▶ [Exercise material]
○ ○ ○ ○ ○ ○ ○
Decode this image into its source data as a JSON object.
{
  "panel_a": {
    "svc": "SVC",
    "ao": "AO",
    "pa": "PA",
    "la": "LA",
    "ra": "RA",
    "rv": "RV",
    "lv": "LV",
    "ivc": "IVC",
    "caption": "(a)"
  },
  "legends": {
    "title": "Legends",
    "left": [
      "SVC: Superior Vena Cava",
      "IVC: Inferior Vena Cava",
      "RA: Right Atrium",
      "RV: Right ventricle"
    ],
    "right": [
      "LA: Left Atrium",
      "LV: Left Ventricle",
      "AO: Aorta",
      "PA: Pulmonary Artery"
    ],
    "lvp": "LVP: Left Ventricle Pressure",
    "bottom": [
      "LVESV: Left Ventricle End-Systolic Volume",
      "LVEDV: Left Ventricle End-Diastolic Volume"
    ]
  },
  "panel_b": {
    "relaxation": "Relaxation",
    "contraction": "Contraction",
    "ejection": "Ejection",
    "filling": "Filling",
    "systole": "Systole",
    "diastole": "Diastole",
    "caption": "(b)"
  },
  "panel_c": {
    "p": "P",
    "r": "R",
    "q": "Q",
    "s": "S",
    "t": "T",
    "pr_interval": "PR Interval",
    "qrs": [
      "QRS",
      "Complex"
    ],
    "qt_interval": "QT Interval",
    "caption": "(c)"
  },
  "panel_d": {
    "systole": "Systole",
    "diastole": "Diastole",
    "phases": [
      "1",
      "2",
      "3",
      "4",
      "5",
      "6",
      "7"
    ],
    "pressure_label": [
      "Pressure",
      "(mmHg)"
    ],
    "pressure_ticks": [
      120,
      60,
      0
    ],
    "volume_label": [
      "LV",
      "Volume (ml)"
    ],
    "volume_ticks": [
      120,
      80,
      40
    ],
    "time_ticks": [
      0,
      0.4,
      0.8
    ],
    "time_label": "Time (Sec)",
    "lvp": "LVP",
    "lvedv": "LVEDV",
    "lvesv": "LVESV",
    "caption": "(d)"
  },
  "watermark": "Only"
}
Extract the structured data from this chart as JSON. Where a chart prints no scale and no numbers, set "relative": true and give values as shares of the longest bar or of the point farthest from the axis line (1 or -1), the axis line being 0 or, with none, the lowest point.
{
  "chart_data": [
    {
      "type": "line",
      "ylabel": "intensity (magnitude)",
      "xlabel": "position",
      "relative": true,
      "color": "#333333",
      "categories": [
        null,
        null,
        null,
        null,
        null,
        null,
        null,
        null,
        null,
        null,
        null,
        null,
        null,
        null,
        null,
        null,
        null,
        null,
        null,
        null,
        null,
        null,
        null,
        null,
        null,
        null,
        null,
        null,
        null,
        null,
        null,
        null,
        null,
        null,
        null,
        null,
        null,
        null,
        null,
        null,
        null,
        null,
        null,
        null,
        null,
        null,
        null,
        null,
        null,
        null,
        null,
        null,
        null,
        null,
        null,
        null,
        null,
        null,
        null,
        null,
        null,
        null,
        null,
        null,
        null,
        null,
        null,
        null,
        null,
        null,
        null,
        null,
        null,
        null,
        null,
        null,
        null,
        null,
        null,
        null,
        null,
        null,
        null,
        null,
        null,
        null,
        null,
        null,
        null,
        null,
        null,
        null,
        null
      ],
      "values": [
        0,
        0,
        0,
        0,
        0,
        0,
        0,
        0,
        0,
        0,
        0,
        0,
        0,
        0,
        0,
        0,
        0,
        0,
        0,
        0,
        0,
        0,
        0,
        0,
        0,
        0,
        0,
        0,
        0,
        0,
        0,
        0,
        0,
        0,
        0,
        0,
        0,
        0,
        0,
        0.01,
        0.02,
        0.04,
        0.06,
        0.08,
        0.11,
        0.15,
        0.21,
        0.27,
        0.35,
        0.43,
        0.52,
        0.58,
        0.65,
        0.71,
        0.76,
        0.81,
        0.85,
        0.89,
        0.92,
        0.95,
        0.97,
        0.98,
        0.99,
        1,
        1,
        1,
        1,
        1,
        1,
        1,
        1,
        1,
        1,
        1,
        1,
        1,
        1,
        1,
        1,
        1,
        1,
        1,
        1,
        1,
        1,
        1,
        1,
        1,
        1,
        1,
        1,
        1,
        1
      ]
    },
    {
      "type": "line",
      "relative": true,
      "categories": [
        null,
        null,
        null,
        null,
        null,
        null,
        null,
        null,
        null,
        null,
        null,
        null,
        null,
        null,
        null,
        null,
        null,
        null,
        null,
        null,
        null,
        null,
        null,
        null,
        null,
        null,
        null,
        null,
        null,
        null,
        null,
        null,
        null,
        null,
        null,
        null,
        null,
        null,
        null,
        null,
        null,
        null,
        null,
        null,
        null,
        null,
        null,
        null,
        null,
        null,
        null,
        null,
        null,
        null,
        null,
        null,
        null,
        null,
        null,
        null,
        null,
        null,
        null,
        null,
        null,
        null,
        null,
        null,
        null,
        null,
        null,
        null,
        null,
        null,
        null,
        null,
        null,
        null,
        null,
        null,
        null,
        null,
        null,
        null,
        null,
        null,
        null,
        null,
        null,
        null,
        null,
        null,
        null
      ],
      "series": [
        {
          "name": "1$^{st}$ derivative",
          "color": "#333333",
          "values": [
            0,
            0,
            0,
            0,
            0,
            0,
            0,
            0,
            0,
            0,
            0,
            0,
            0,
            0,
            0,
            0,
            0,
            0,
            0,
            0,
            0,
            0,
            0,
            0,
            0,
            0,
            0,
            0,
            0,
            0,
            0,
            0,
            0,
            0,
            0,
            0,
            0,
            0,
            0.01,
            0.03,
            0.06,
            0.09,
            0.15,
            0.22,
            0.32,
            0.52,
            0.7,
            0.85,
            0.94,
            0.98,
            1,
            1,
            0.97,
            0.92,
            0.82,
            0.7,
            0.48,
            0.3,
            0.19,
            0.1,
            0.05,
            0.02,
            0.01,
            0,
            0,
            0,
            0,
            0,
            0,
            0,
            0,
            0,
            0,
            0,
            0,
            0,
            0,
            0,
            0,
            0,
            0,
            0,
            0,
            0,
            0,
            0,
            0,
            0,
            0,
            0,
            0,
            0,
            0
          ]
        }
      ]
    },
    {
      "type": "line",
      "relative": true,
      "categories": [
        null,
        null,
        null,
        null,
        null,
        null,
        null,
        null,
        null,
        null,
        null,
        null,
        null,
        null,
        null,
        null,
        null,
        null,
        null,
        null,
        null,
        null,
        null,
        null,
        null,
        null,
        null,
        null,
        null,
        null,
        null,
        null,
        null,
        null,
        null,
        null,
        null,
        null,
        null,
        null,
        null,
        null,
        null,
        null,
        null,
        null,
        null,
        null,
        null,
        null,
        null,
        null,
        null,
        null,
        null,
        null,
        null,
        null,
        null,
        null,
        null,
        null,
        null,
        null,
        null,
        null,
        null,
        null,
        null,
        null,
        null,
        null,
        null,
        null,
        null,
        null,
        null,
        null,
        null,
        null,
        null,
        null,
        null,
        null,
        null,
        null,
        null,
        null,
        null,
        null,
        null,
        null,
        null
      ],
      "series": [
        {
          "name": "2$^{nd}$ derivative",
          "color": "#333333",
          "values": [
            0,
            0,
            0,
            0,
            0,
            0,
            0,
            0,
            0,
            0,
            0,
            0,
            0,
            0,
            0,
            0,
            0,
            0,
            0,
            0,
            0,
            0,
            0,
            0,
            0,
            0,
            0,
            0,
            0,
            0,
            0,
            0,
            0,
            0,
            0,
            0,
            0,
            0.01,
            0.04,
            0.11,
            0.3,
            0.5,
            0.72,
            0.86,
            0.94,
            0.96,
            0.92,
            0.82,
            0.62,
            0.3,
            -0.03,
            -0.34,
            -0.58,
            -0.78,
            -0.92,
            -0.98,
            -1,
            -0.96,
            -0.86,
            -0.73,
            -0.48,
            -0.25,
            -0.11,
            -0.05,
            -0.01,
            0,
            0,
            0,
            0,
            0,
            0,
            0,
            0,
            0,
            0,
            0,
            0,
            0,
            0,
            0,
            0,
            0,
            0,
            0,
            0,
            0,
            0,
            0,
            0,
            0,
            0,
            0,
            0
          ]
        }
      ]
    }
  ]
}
○ ○ ○ ○ ○ ○ ○
▶ [Task statement] Give the number of lines in the records above that contain the word "Interval". Reply with that number alone.

▶ [Solution] 2